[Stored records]
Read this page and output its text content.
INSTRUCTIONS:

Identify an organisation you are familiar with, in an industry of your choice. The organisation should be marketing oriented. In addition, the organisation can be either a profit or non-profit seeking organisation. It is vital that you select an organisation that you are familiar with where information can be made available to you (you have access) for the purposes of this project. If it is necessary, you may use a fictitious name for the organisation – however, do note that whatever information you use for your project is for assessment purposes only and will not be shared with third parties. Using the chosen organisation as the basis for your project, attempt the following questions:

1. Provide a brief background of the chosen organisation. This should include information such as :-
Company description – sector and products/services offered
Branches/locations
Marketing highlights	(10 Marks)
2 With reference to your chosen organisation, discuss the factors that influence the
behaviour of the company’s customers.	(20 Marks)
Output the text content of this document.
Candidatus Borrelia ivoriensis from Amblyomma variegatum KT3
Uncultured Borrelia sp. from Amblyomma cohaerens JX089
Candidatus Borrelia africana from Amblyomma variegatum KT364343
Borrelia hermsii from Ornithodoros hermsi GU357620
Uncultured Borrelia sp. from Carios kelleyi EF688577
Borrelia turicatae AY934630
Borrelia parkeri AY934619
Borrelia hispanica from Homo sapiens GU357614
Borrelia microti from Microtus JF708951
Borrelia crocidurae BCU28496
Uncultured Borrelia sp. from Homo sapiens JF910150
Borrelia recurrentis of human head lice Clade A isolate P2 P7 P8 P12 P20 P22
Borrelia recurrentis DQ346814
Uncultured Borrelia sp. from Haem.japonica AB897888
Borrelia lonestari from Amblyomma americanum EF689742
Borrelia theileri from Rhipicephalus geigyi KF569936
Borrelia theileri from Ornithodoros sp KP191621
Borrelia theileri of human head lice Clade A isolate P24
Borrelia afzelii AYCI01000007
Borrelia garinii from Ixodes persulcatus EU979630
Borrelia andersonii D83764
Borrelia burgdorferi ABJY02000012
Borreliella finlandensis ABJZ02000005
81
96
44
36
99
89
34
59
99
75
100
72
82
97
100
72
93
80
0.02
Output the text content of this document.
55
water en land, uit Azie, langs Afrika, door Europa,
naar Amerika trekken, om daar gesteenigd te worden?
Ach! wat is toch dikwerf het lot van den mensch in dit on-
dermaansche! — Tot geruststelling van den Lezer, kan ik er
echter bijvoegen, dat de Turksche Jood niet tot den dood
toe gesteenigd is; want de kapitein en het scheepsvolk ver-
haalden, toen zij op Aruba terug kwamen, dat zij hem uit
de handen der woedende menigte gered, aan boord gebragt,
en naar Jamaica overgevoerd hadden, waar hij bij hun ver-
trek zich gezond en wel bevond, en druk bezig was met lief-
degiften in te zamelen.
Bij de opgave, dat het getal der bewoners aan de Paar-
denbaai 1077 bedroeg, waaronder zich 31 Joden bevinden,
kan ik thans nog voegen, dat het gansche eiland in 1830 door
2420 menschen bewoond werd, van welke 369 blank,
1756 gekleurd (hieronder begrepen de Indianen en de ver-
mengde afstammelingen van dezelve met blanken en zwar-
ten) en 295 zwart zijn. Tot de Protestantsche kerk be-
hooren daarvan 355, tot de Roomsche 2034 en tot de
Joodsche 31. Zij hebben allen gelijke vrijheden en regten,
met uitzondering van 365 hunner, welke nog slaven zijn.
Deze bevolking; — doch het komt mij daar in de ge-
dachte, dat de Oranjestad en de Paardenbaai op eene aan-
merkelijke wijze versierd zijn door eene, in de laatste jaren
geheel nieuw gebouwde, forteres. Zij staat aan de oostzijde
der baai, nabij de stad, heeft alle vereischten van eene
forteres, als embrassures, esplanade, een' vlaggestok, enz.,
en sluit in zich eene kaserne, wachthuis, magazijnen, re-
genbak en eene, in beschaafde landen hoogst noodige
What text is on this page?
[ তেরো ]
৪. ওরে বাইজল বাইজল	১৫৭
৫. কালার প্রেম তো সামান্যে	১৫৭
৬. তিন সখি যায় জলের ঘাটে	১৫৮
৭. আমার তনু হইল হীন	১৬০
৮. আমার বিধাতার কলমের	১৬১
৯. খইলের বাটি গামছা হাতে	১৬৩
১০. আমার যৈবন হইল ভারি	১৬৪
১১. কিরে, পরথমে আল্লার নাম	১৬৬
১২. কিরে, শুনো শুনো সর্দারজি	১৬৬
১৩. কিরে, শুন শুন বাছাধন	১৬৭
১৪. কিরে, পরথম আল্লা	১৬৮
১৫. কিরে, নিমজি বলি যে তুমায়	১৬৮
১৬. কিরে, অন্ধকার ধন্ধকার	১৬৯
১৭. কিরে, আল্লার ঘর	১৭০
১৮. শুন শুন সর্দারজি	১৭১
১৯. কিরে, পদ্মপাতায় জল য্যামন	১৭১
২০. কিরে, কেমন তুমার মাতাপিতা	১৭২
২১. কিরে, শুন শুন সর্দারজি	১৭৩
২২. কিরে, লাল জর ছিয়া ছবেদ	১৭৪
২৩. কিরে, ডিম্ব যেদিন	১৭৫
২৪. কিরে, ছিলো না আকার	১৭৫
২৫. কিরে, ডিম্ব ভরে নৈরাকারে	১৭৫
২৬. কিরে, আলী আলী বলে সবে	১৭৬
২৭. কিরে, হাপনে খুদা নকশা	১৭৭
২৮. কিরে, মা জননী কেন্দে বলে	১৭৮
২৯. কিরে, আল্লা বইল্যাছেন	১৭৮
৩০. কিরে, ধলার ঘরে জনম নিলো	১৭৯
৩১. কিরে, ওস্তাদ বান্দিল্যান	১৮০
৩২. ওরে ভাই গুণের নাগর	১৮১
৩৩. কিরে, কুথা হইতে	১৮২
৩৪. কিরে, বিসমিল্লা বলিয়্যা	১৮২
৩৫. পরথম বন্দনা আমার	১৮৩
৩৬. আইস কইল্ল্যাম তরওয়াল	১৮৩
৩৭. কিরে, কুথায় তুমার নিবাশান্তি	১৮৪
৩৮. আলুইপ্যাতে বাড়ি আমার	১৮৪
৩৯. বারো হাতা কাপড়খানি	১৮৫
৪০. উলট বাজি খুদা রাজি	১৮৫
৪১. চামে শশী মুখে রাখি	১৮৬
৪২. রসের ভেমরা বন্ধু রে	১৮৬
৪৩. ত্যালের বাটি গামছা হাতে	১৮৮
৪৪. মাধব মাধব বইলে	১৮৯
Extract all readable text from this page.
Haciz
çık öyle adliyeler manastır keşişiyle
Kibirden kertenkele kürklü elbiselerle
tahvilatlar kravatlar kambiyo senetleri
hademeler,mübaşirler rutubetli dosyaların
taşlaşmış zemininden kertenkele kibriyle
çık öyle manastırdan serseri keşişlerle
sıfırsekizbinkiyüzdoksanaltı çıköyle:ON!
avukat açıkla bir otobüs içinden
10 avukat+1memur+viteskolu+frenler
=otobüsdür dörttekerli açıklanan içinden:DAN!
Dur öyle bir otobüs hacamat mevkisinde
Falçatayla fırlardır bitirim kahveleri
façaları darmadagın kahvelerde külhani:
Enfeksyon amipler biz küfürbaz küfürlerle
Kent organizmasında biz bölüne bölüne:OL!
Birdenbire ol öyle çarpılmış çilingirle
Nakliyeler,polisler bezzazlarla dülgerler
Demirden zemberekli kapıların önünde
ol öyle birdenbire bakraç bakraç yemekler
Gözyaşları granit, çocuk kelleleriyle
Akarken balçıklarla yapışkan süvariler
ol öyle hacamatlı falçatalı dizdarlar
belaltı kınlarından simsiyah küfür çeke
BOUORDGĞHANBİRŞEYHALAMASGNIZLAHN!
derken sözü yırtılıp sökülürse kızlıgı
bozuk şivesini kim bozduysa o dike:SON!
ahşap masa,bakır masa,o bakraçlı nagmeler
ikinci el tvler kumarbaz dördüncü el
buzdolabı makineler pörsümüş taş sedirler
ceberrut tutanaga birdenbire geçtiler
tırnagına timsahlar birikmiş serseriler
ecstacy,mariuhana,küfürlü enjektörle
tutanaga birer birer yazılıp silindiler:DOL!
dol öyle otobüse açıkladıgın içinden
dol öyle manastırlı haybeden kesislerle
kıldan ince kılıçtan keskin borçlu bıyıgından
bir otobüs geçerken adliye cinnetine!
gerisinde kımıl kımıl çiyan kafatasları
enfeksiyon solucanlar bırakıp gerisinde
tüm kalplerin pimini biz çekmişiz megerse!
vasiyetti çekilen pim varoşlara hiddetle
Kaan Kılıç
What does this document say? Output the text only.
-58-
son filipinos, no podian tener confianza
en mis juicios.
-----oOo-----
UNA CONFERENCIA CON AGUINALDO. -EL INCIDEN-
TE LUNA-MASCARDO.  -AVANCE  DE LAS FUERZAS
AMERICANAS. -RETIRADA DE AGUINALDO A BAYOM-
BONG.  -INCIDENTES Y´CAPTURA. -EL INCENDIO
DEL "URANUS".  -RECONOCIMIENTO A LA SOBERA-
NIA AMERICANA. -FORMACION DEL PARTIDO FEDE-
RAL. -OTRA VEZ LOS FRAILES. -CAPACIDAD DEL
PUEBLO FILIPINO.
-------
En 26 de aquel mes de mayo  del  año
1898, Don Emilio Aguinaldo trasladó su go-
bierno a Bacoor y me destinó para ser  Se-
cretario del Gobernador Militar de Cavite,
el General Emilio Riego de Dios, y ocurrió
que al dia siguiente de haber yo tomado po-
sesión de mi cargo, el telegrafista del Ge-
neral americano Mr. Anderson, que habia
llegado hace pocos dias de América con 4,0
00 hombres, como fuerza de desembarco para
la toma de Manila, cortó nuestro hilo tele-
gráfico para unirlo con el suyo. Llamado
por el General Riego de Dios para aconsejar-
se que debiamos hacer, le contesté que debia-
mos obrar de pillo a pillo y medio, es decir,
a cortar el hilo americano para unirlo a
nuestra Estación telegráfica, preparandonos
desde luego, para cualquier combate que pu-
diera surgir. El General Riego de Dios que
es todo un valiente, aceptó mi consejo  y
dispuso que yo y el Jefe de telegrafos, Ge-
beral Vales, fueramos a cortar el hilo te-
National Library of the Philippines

GIVEN TASK:
Copy every line of the listing that includes the string "variegatum".

WRITTEN ANSWER:
Candidatus Borrelia ivoriensis from Amblyomma variegatum KT3
Candidatus Borrelia africana from Amblyomma variegatum KT364343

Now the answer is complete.